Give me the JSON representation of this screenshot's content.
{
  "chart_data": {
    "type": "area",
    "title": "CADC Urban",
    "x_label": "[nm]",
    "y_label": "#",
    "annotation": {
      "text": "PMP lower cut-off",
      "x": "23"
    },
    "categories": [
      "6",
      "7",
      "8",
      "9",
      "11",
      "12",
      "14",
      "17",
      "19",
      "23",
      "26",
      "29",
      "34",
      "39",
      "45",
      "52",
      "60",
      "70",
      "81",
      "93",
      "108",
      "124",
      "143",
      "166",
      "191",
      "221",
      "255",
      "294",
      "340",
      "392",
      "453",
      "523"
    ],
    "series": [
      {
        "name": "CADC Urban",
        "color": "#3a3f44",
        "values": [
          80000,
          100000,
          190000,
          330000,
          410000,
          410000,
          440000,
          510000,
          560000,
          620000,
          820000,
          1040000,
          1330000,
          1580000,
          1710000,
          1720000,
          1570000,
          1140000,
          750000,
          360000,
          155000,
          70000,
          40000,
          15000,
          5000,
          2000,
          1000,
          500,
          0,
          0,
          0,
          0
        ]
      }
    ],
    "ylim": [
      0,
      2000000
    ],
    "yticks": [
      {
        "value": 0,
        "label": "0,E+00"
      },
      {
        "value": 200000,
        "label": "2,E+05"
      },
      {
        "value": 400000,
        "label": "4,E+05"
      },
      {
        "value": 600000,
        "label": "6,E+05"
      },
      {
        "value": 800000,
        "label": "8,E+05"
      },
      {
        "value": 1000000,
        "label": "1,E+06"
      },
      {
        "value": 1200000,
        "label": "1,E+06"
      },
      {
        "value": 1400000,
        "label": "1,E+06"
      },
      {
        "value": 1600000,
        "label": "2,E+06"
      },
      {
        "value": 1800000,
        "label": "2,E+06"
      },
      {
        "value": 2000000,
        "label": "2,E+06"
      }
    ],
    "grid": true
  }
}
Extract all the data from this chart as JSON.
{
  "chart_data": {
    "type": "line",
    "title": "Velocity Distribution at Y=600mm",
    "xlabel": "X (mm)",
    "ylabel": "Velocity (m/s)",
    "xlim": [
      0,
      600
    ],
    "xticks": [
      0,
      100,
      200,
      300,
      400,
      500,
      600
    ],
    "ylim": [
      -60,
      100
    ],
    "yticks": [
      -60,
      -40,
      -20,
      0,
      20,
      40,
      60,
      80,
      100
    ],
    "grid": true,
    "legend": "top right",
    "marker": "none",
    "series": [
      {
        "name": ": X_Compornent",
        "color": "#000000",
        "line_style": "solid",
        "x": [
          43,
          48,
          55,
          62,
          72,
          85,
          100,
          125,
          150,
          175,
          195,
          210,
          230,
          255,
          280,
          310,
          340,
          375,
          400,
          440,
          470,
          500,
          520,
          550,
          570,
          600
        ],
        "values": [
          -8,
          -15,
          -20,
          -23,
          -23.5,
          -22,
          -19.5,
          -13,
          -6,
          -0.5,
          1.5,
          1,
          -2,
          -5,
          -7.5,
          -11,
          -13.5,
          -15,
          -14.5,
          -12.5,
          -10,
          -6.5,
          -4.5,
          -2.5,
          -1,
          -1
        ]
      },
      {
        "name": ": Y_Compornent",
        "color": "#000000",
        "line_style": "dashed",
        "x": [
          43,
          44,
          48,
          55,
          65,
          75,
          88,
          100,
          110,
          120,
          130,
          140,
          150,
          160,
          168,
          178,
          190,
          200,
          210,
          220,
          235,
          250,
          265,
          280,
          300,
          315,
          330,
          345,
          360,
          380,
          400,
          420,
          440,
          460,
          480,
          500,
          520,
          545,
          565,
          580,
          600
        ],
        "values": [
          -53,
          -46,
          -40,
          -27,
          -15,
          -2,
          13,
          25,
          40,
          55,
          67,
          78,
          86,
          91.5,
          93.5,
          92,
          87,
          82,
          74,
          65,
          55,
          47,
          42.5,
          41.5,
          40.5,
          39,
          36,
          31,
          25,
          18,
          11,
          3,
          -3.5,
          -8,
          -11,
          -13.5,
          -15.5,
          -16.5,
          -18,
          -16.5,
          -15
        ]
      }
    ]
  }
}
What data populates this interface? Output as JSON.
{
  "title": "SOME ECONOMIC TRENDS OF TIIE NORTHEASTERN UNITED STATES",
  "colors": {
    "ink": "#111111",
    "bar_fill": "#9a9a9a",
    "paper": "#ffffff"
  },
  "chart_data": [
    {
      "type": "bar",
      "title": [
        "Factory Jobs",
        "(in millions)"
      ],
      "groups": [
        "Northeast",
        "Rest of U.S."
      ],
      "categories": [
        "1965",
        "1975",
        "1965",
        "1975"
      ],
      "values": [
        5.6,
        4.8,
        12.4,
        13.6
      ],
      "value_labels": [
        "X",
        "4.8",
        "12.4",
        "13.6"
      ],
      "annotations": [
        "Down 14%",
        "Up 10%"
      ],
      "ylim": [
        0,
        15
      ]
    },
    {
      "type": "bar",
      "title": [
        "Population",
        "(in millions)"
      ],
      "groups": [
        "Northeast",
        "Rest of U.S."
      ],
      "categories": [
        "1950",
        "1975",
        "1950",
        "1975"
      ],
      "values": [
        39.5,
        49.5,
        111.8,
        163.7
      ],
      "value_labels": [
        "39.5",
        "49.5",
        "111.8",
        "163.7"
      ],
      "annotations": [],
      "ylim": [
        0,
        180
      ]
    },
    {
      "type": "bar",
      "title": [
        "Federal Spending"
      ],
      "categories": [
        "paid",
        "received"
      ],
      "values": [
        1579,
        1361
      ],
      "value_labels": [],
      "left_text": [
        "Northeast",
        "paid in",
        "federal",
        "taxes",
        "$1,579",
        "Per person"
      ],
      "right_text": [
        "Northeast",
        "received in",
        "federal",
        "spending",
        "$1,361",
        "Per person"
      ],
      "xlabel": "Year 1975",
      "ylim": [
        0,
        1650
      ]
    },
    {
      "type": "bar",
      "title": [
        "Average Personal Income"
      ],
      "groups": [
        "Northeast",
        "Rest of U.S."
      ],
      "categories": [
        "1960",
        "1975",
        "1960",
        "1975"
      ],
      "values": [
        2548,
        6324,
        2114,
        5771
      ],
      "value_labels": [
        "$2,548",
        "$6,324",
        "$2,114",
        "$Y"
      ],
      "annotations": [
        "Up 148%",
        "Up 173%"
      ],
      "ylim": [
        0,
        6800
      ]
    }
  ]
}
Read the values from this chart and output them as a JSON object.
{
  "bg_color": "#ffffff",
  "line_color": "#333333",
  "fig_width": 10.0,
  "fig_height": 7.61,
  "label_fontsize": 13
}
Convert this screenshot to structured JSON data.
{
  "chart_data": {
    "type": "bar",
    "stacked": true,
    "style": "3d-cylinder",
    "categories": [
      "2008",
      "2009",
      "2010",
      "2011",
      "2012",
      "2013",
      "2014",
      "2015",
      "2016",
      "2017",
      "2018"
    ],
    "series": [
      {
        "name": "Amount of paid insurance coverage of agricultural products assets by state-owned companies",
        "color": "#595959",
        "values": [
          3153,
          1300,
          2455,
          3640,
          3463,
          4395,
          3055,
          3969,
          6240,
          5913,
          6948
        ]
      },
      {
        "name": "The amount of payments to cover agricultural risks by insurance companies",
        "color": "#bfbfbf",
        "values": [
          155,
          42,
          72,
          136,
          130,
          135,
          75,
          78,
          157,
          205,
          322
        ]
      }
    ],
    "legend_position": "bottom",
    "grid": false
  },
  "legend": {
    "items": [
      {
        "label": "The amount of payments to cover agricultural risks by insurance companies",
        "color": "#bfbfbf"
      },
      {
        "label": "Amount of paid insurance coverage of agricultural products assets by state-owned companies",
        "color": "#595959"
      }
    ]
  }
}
****
Write out every line exactly as it stands.

Completed exercise |
Give me the JSON representation of this screenshot's content.
{
  "chart_data": {
    "type": "area",
    "title": "CADC Urban",
    "x_label": "[nm]",
    "y_label": "#",
    "annotation": {
      "text": "PMP lower cut-off",
      "x": "23"
    },
    "categories": [
      "6",
      "7",
      "8",
      "9",
      "11",
      "12",
      "14",
      "17",
      "19",
      "23",
      "26",
      "29",
      "34",
      "39",
      "45",
      "52",
      "60",
      "70",
      "81",
      "93",
      "108",
      "124",
      "143",
      "166",
      "191",
      "221",
      "255",
      "294",
      "340",
      "392",
      "453",
      "523"
    ],
    "series": [
      {
        "name": "CADC Urban",
        "color": "#3a3f44",
        "values": [
          80000,
          100000,
          190000,
          330000,
          410000,
          410000,
          440000,
          510000,
          560000,
          620000,
          820000,
          1040000,
          1330000,
          1580000,
          1710000,
          1720000,
          1570000,
          1140000,
          750000,
          360000,
          155000,
          70000,
          40000,
          15000,
          5000,
          2000,
          1000,
          500,
          0,
          0,
          0,
          0
        ]
      }
    ],
    "ylim": [
      0,
      2000000
    ],
    "yticks": [
      {
        "value": 0,
        "label": "0,E+00"
      },
      {
        "value": 200000,
        "label": "2,E+05"
      },
      {
        "value": 400000,
        "label": "4,E+05"
      },
      {
        "value": 600000,
        "label": "6,E+05"
      },
      {
        "value": 800000,
        "label": "8,E+05"
      },
      {
        "value": 1000000,
        "label": "1,E+06"
      },
      {
        "value": 1200000,
        "label": "1,E+06"
      },
      {
        "value": 1400000,
        "label": "1,E+06"
      },
      {
        "value": 1600000,
        "label": "2,E+06"
      },
      {
        "value": 1800000,
        "label": "2,E+06"
      },
      {
        "value": 2000000,
        "label": "2,E+06"
      }
    ],
    "grid": true
  }
}
Extract all the data from this chart as JSON.
{
  "chart_data": {
    "type": "line",
    "title": "Velocity Distribution at Y=600mm",
    "xlabel": "X (mm)",
    "ylabel": "Velocity (m/s)",
    "xlim": [
      0,
      600
    ],
    "xticks": [
      0,
      100,
      200,
      300,
      400,
      500,
      600
    ],
    "ylim": [
      -60,
      100
    ],
    "yticks": [
      -60,
      -40,
      -20,
      0,
      20,
      40,
      60,
      80,
      100
    ],
    "grid": true,
    "legend": "top right",
    "marker": "none",
    "series": [
      {
        "name": ": X_Compornent",
        "color": "#000000",
        "line_style": "solid",
        "x": [
          43,
          48,
          55,
          62,
          72,
          85,
          100,
          125,
          150,
          175,
          195,
          210,
          230,
          255,
          280,
          310,
          340,
          375,
          400,
          440,
          470,
          500,
          520,
          550,
          570,
          600
        ],
        "values": [
          -8,
          -15,
          -20,
          -23,
          -23.5,
          -22,
          -19.5,
          -13,
          -6,
          -0.5,
          1.5,
          1,
          -2,
          -5,
          -7.5,
          -11,
          -13.5,
          -15,
          -14.5,
          -12.5,
          -10,
          -6.5,
          -4.5,
          -2.5,
          -1,
          -1
        ]
      },
      {
        "name": ": Y_Compornent",
        "color": "#000000",
        "line_style": "dashed",
        "x": [
          43,
          44,
          48,
          55,
          65,
          75,
          88,
          100,
          110,
          120,
          130,
          140,
          150,
          160,
          168,
          178,
          190,
          200,
          210,
          220,
          235,
          250,
          265,
          280,
          300,
          315,
          330,
          345,
          360,
          380,
          400,
          420,
          440,
          460,
          480,
          500,
          520,
          545,
          565,
          580,
          600
        ],
        "values": [
          -53,
          -46,
          -40,
          -27,
          -15,
          -2,
          13,
          25,
          40,
          55,
          67,
          78,
          86,
          91.5,
          93.5,
          92,
          87,
          82,
          74,
          65,
          55,
          47,
          42.5,
          41.5,
          40.5,
          39,
          36,
          31,
          25,
          18,
          11,
          3,
          -3.5,
          -8,
          -11,
          -13.5,
          -15.5,
          -16.5,
          -18,
          -16.5,
          -15
        ]
      }
    ]
  }
}
What data populates this interface? Output as JSON.
{
  "title": "SOME ECONOMIC TRENDS OF TIIE NORTHEASTERN UNITED STATES",
  "colors": {
    "ink": "#111111",
    "bar_fill": "#9a9a9a",
    "paper": "#ffffff"
  },
  "chart_data": [
    {
      "type": "bar",
      "title": [
        "Factory Jobs",
        "(in millions)"
      ],
      "groups": [
        "Northeast",
        "Rest of U.S."
      ],
      "categories": [
        "1965",
        "1975",
        "1965",
        "1975"
      ],
      "values": [
        5.6,
        4.8,
        12.4,
        13.6
      ],
      "value_labels": [
        "X",
        "4.8",
        "12.4",
        "13.6"
      ],
      "annotations": [
        "Down 14%",
        "Up 10%"
      ],
      "ylim": [
        0,
        15
      ]
    },
    {
      "type": "bar",
      "title": [
        "Population",
        "(in millions)"
      ],
      "groups": [
        "Northeast",
        "Rest of U.S."
      ],
      "categories": [
        "1950",
        "1975",
        "1950",
        "1975"
      ],
      "values": [
        39.5,
        49.5,
        111.8,
        163.7
      ],
      "value_labels": [
        "39.5",
        "49.5",
        "111.8",
        "163.7"
      ],
      "annotations": [],
      "ylim": [
        0,
        180
      ]
    },
    {
      "type": "bar",
      "title": [
        "Federal Spending"
      ],
      "categories": [
        "paid",
        "received"
      ],
      "values": [
        1579,
        1361
      ],
      "value_labels": [],
      "left_text": [
        "Northeast",
        "paid in",
        "federal",
        "taxes",
        "$1,579",
        "Per person"
      ],
      "right_text": [
        "Northeast",
        "received in",
        "federal",
        "spending",
        "$1,361",
        "Per person"
      ],
      "xlabel": "Year 1975",
      "ylim": [
        0,
        1650
      ]
    },
    {
      "type": "bar",
      "title": [
        "Average Personal Income"
      ],
      "groups": [
        "Northeast",
        "Rest of U.S."
      ],
      "categories": [
        "1960",
        "1975",
        "1960",
        "1975"
      ],
      "values": [
        2548,
        6324,
        2114,
        5771
      ],
      "value_labels": [
        "$2,548",
        "$6,324",
        "$2,114",
        "$Y"
      ],
      "annotations": [
        "Up 148%",
        "Up 173%"
      ],
      "ylim": [
        0,
        6800
      ]
    }
  ]
}
Read the values from this chart and output them as a JSON object.
{
  "bg_color": "#ffffff",
  "line_color": "#333333",
  "fig_width": 10.0,
  "fig_height": 7.61,
  "label_fontsize": 13
}
Convert this screenshot to structured JSON data.
{
  "chart_data": {
    "type": "bar",
    "stacked": true,
    "style": "3d-cylinder",
    "categories": [
      "2008",
      "2009",
      "2010",
      "2011",
      "2012",
      "2013",
      "2014",
      "2015",
      "2016",
      "2017",
      "2018"
    ],
    "series": [
      {
        "name": "Amount of paid insurance coverage of agricultural products assets by state-owned companies",
        "color": "#595959",
        "values": [
          3153,
          1300,
          2455,
          3640,
          3463,
          4395,
          3055,
          3969,
          6240,
          5913,
          6948
        ]
      },
      {
        "name": "The amount of payments to cover agricultural risks by insurance companies",
        "color": "#bfbfbf",
        "values": [
          155,
          42,
          72,
          136,
          130,
          135,
          75,
          78,
          157,
          205,
          322
        ]
      }
    ],
    "legend_position": "bottom",
    "grid": false
  },
  "legend": {
    "items": [
      {
        "label": "The amount of payments to cover agricultural risks by insurance companies",
        "color": "#bfbfbf"
      },
      {
        "label": "Amount of paid insurance coverage of agricultural products assets by state-owned companies",
        "color": "#595959"
      }
    ]
  }
}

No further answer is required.